Start of Records shown

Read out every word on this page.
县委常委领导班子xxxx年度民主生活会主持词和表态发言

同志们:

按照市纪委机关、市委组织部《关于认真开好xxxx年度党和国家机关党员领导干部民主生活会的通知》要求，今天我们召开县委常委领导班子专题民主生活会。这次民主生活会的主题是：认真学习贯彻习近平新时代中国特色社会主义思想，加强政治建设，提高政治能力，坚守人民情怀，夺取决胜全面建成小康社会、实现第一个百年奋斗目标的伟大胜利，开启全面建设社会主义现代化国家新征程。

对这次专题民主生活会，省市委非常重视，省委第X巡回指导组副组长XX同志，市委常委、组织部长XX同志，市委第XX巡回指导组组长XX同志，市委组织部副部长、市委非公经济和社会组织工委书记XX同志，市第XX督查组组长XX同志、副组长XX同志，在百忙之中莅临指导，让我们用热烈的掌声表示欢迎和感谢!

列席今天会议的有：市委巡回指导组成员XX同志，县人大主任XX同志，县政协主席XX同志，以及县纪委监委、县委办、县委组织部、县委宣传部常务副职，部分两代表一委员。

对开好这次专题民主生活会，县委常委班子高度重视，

End of Records shown

▸ **Exercise goal**:
Every line above should be printed again exactly as it stands.

▸ **Solution to the problem**:
Read out every word on this page.
县委常委领导班子xxxx年度民主生活会主持词和表态发言

同志们:

按照市纪委机关、市委组织部《关于认真开好xxxx年度党和国家机关党员领导干部民主生活会的通知》要求，今天我们召开县委常委领导班子专题民主生活会。这次民主生活会的主题是：认真学习贯彻习近平新时代中国特色社会主义思想，加强政治建设，提高政治能力，坚守人民情怀，夺取决胜全面建成小康社会、实现第一个百年奋斗目标的伟大胜利，开启全面建设社会主义现代化国家新征程。

对这次专题民主生活会，省市委非常重视，省委第X巡回指导组副组长XX同志，市委常委、组织部长XX同志，市委第XX巡回指导组组长XX同志，市委组织部副部长、市委非公经济和社会组织工委书记XX同志，市第XX督查组组长XX同志、副组长XX同志，在百忙之中莅临指导，让我们用热烈的掌声表示欢迎和感谢!

列席今天会议的有：市委巡回指导组成员XX同志，县人大主任XX同志，县政协主席XX同志，以及县纪委监委、县委办、县委组织部、县委宣传部常务副职，部分两代表一委员。

对开好这次专题民主生活会，县委常委班子高度重视，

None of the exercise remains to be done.